--- DOCUMENT EXCERPT ---
──────────
I feel like openstack was the hype and got pulled in 60 directions to do everything without a clear goal, and now that other poo poo is drinking its hype milkshake, it's floundering trying to set out real use cases that are not "the future of virtualization" and limiting scope to poo poo that's useful and desirable. Like cleaning up the poo poo instead of adding a new incubator project every 6 months until it's ABCXYZaaS.

I'm guessing the talk covers the same ground, but I'll respond tomorrow...

Mr Shiny Pants
Nov 12, 2012

madsushi posted:

So the web client guys have moved on to containers, got it.

Nice :)

loving webclient :(

Vulture Culture posted:

Here's everything you need to know in a few paragraphs.

snip..

This is great, thanks.

Mr Shiny Pants fucked around with this message at 10:00 on Jun 12, 2015

bull3964
Nov 18, 2000

DO YOU HEAR THAT? THAT'S THE SOUND OF ME PATTING MYSELF ON THE BACK.


Vulture Culture's description could have been a word for word account as to how things have evolved where I am over the past 7 years.

In my previous job I was mostly sysadmin, but I also handled the code deployments for a SaaS company.
──────────
(A run of entries)
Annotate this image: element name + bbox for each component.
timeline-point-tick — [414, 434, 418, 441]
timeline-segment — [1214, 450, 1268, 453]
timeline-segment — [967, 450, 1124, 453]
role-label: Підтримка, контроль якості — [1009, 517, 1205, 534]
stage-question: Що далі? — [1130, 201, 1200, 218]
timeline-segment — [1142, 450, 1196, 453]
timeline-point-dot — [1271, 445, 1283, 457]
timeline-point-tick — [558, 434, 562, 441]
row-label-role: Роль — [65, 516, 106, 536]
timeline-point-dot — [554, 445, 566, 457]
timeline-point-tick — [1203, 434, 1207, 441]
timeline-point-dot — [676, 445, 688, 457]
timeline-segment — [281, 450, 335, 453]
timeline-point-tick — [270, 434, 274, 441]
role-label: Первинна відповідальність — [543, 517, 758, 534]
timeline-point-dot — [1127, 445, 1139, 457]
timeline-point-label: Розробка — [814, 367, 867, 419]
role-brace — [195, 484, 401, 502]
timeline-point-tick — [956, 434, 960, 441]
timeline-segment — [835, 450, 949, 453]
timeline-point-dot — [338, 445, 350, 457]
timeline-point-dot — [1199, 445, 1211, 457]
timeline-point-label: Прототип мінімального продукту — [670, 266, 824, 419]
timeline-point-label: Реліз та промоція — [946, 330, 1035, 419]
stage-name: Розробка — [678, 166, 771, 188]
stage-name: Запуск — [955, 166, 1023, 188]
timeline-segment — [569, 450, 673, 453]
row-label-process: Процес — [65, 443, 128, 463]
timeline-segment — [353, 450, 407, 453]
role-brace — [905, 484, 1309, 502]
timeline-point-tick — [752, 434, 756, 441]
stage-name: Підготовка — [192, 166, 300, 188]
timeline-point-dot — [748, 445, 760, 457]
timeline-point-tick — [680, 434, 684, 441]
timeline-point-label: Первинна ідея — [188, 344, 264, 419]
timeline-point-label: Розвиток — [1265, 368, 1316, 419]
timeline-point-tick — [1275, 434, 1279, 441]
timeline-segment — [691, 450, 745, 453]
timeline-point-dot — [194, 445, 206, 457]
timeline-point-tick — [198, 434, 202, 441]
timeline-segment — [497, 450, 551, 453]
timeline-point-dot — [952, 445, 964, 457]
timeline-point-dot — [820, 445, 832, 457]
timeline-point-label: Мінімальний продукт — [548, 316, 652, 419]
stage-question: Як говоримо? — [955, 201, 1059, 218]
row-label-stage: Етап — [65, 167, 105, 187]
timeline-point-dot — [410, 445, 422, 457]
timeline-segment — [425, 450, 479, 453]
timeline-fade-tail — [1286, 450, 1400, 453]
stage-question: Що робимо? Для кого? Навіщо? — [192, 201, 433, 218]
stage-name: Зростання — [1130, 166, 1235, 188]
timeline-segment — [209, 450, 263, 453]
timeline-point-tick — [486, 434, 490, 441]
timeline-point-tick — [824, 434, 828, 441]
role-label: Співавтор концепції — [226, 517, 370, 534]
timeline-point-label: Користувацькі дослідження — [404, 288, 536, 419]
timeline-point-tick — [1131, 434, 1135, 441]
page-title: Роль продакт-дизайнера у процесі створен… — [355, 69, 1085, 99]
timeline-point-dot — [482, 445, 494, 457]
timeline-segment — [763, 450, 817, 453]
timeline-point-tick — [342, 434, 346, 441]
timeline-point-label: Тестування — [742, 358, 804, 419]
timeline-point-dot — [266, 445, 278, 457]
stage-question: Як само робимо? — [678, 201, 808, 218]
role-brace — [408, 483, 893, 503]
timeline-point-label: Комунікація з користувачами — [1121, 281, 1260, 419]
──────────
--- EXERCISE SET ---
(1) Echo the passage of the forum thread excerpt that begins at the words "Here's everything you" and stops after the words "ON THE BACK.".
(2) Answer these questions on the forum thread excerpt:
(a) How often, according to the first post, is a new incubator project added?
(b) What date appears under the name Mr Shiny Pants?
(c) Over how many years does bull3964 say things have evolved at their workplace?
These entries were taken from a separate source.

--- OUTPUTS IN ORDER ---
(1)
Here's everything you need to know in a few paragraphs.

snip..

This is great, thanks.

Mr Shiny Pants fucked around with this message at 10:00 on Jun 12, 2015

bull3964
Nov 18, 2000

DO YOU HEAR THAT? THAT'S THE SOUND OF ME PATTING MYSELF ON THE BACK.

(2)
(a) Every 6 months.
(b) Nov 12, 2012.
(c) 7 years.